** START **

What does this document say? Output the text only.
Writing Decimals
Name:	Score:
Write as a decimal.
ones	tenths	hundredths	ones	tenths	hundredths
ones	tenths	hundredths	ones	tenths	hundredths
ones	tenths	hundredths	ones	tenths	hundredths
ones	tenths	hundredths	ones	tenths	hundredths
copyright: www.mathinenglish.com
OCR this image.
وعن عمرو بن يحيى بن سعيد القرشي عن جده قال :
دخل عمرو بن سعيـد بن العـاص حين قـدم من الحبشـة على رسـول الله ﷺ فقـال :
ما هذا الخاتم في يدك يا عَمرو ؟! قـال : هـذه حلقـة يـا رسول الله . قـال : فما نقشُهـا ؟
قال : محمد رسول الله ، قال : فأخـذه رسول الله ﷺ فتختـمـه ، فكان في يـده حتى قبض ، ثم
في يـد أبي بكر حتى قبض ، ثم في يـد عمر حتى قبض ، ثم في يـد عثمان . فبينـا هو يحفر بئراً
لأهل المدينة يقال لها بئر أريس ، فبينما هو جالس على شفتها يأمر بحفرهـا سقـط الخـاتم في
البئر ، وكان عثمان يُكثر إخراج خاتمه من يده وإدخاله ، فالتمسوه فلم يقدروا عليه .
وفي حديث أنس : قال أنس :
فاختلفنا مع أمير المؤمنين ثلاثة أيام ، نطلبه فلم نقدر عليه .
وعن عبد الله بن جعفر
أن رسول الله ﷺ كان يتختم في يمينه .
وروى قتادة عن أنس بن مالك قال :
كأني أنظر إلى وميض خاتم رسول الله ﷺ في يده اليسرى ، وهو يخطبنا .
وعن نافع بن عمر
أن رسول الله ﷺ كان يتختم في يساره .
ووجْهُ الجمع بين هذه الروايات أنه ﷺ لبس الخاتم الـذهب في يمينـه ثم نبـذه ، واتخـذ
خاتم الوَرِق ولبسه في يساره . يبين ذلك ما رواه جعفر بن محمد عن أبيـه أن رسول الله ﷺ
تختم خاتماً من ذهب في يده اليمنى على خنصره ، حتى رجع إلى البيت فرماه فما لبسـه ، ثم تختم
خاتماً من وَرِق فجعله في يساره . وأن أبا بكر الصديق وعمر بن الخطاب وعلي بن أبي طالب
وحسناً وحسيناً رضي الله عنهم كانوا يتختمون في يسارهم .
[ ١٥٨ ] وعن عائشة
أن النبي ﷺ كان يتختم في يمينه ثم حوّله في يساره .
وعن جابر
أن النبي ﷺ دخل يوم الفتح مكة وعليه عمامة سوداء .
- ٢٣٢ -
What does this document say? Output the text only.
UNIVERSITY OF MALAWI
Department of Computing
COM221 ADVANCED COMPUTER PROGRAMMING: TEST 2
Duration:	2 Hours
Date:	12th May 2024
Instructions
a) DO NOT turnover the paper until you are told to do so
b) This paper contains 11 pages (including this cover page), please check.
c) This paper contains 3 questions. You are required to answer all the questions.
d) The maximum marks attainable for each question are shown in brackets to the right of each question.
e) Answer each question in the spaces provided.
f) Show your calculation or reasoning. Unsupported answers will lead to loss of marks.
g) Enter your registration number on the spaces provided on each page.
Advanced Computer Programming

** END **

Where a line holds "محمد", copy it out.

قال : محمد رسول الله ، قال : فأخـذه رسول الله ﷺ فتختـمـه ، فكان في يـده حتى قبض ، ثم
خاتم الوَرِق ولبسه في يساره . يبين ذلك ما رواه جعفر بن محمد عن أبيـه أن رسول الله ﷺ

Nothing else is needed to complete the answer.